- Information provided:

<<<<

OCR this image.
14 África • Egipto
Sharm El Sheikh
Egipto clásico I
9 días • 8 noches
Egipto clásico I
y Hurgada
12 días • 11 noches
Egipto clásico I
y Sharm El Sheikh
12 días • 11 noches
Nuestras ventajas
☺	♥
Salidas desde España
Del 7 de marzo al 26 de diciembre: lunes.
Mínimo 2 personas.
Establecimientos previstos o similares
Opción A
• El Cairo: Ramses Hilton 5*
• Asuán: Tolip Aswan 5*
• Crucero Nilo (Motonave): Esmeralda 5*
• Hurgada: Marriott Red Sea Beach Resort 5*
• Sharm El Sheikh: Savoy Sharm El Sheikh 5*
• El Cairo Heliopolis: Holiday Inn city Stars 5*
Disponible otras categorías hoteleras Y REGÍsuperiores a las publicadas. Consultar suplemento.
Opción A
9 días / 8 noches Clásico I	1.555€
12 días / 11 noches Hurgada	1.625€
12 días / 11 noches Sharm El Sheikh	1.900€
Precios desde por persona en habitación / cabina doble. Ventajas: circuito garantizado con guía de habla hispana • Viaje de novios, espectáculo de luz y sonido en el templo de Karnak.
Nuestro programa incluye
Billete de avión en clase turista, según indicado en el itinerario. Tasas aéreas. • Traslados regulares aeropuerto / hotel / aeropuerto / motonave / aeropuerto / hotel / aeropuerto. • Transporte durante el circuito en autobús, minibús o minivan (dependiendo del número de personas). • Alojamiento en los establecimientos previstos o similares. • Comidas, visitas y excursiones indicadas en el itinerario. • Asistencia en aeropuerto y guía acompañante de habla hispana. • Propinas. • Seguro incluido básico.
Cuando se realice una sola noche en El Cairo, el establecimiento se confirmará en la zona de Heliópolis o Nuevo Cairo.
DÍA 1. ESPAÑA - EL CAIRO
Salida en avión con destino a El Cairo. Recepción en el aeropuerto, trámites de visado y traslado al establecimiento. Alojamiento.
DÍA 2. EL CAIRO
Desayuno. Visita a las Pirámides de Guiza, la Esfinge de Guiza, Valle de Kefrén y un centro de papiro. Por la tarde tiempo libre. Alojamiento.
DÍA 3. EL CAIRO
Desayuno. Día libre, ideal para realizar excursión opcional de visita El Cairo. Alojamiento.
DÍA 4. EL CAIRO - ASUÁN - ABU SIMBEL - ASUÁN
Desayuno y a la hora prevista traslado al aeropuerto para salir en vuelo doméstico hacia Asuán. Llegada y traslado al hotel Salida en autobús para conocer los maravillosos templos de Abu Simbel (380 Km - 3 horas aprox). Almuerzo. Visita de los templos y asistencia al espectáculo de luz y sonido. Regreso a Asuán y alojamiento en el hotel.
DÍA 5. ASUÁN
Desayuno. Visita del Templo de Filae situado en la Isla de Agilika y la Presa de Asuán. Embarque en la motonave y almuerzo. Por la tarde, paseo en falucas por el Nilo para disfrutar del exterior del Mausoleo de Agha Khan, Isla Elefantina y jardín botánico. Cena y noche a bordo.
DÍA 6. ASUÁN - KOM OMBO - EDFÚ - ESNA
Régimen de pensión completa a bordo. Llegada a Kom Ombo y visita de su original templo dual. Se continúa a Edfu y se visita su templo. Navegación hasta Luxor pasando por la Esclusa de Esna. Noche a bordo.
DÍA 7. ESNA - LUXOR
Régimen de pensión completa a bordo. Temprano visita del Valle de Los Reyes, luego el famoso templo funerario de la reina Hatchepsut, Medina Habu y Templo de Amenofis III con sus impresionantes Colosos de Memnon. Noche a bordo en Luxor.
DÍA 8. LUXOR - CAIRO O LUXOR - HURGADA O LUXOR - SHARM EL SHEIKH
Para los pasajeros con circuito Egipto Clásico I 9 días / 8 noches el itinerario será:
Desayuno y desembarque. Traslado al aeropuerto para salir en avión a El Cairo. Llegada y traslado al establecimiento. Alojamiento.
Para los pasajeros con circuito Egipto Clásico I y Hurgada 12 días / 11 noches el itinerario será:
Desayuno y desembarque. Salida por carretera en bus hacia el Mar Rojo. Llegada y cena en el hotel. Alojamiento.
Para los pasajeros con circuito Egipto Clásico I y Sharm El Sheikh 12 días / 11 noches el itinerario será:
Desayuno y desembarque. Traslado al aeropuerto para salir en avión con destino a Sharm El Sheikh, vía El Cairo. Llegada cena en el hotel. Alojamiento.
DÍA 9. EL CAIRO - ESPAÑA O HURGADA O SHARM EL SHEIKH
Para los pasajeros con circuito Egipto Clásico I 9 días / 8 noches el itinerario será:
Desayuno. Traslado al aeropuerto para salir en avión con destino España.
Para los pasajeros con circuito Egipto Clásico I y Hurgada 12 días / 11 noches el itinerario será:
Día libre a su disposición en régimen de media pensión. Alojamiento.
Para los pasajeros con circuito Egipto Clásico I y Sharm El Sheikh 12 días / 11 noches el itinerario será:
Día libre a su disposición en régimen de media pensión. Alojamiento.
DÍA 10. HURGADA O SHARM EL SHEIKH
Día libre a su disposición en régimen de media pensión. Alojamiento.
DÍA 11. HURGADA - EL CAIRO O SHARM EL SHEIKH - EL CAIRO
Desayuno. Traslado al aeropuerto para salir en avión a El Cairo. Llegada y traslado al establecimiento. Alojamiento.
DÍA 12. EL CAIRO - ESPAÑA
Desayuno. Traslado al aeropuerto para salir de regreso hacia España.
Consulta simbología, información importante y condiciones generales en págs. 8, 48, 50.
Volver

>>>>

- Exercise task: Copy every line of the records word for word.

- Exercise answer:
OCR this image.
14 África • Egipto
Sharm El Sheikh
Egipto clásico I
9 días • 8 noches
Egipto clásico I
y Hurgada
12 días • 11 noches
Egipto clásico I
y Sharm El Sheikh
12 días • 11 noches
Nuestras ventajas
☺	♥
Salidas desde España
Del 7 de marzo al 26 de diciembre: lunes.
Mínimo 2 personas.
Establecimientos previstos o similares
Opción A
• El Cairo: Ramses Hilton 5*
• Asuán: Tolip Aswan 5*
• Crucero Nilo (Motonave): Esmeralda 5*
• Hurgada: Marriott Red Sea Beach Resort 5*
• Sharm El Sheikh: Savoy Sharm El Sheikh 5*
• El Cairo Heliopolis: Holiday Inn city Stars 5*
Disponible otras categorías hoteleras Y REGÍsuperiores a las publicadas. Consultar suplemento.
Opción A
9 días / 8 noches Clásico I	1.555€
12 días / 11 noches Hurgada	1.625€
12 días / 11 noches Sharm El Sheikh	1.900€
Precios desde por persona en habitación / cabina doble. Ventajas: circuito garantizado con guía de habla hispana • Viaje de novios, espectáculo de luz y sonido en el templo de Karnak.
Nuestro programa incluye
Billete de avión en clase turista, según indicado en el itinerario. Tasas aéreas. • Traslados regulares aeropuerto / hotel / aeropuerto / motonave / aeropuerto / hotel / aeropuerto. • Transporte durante el circuito en autobús, minibús o minivan (dependiendo del número de personas). • Alojamiento en los establecimientos previstos o similares. • Comidas, visitas y excursiones indicadas en el itinerario. • Asistencia en aeropuerto y guía acompañante de habla hispana. • Propinas. • Seguro incluido básico.
Cuando se realice una sola noche en El Cairo, el establecimiento se confirmará en la zona de Heliópolis o Nuevo Cairo.
DÍA 1. ESPAÑA - EL CAIRO
Salida en avión con destino a El Cairo. Recepción en el aeropuerto, trámites de visado y traslado al establecimiento. Alojamiento.
DÍA 2. EL CAIRO
Desayuno. Visita a las Pirámides de Guiza, la Esfinge de Guiza, Valle de Kefrén y un centro de papiro. Por la tarde tiempo libre. Alojamiento.
DÍA 3. EL CAIRO
Desayuno. Día libre, ideal para realizar excursión opcional de visita El Cairo. Alojamiento.
DÍA 4. EL CAIRO - ASUÁN - ABU SIMBEL - ASUÁN
Desayuno y a la hora prevista traslado al aeropuerto para salir en vuelo doméstico hacia Asuán. Llegada y traslado al hotel Salida en autobús para conocer los maravillosos templos de Abu Simbel (380 Km - 3 horas aprox). Almuerzo. Visita de los templos y asistencia al espectáculo de luz y sonido. Regreso a Asuán y alojamiento en el hotel.
DÍA 5. ASUÁN
Desayuno. Visita del Templo de Filae situado en la Isla de Agilika y la Presa de Asuán. Embarque en la motonave y almuerzo. Por la tarde, paseo en falucas por el Nilo para disfrutar del exterior del Mausoleo de Agha Khan, Isla Elefantina y jardín botánico. Cena y noche a bordo.
DÍA 6. ASUÁN - KOM OMBO - EDFÚ - ESNA
Régimen de pensión completa a bordo. Llegada a Kom Ombo y visita de su original templo dual. Se continúa a Edfu y se visita su templo. Navegación hasta Luxor pasando por la Esclusa de Esna. Noche a bordo.
DÍA 7. ESNA - LUXOR
Régimen de pensión completa a bordo. Temprano visita del Valle de Los Reyes, luego el famoso templo funerario de la reina Hatchepsut, Medina Habu y Templo de Amenofis III con sus impresionantes Colosos de Memnon. Noche a bordo en Luxor.
DÍA 8. LUXOR - CAIRO O LUXOR - HURGADA O LUXOR - SHARM EL SHEIKH
Para los pasajeros con circuito Egipto Clásico I 9 días / 8 noches el itinerario será:
Desayuno y desembarque. Traslado al aeropuerto para salir en avión a El Cairo. Llegada y traslado al establecimiento. Alojamiento.
Para los pasajeros con circuito Egipto Clásico I y Hurgada 12 días / 11 noches el itinerario será:
Desayuno y desembarque. Salida por carretera en bus hacia el Mar Rojo. Llegada y cena en el hotel. Alojamiento.
Para los pasajeros con circuito Egipto Clásico I y Sharm El Sheikh 12 días / 11 noches el itinerario será:
Desayuno y desembarque. Traslado al aeropuerto para salir en avión con destino a Sharm El Sheikh, vía El Cairo. Llegada cena en el hotel. Alojamiento.
DÍA 9. EL CAIRO - ESPAÑA O HURGADA O SHARM EL SHEIKH
Para los pasajeros con circuito Egipto Clásico I 9 días / 8 noches el itinerario será:
Desayuno. Traslado al aeropuerto para salir en avión con destino España.
Para los pasajeros con circuito Egipto Clásico I y Hurgada 12 días / 11 noches el itinerario será:
Día libre a su disposición en régimen de media pensión. Alojamiento.
Para los pasajeros con circuito Egipto Clásico I y Sharm El Sheikh 12 días / 11 noches el itinerario será:
Día libre a su disposición en régimen de media pensión. Alojamiento.
DÍA 10. HURGADA O SHARM EL SHEIKH
Día libre a su disposición en régimen de media pensión. Alojamiento.
DÍA 11. HURGADA - EL CAIRO O SHARM EL SHEIKH - EL CAIRO
Desayuno. Traslado al aeropuerto para salir en avión a El Cairo. Llegada y traslado al establecimiento. Alojamiento.
DÍA 12. EL CAIRO - ESPAÑA
Desayuno. Traslado al aeropuerto para salir de regreso hacia España.
Consulta simbología, información importante y condiciones generales en págs. 8, 48, 50.
Volver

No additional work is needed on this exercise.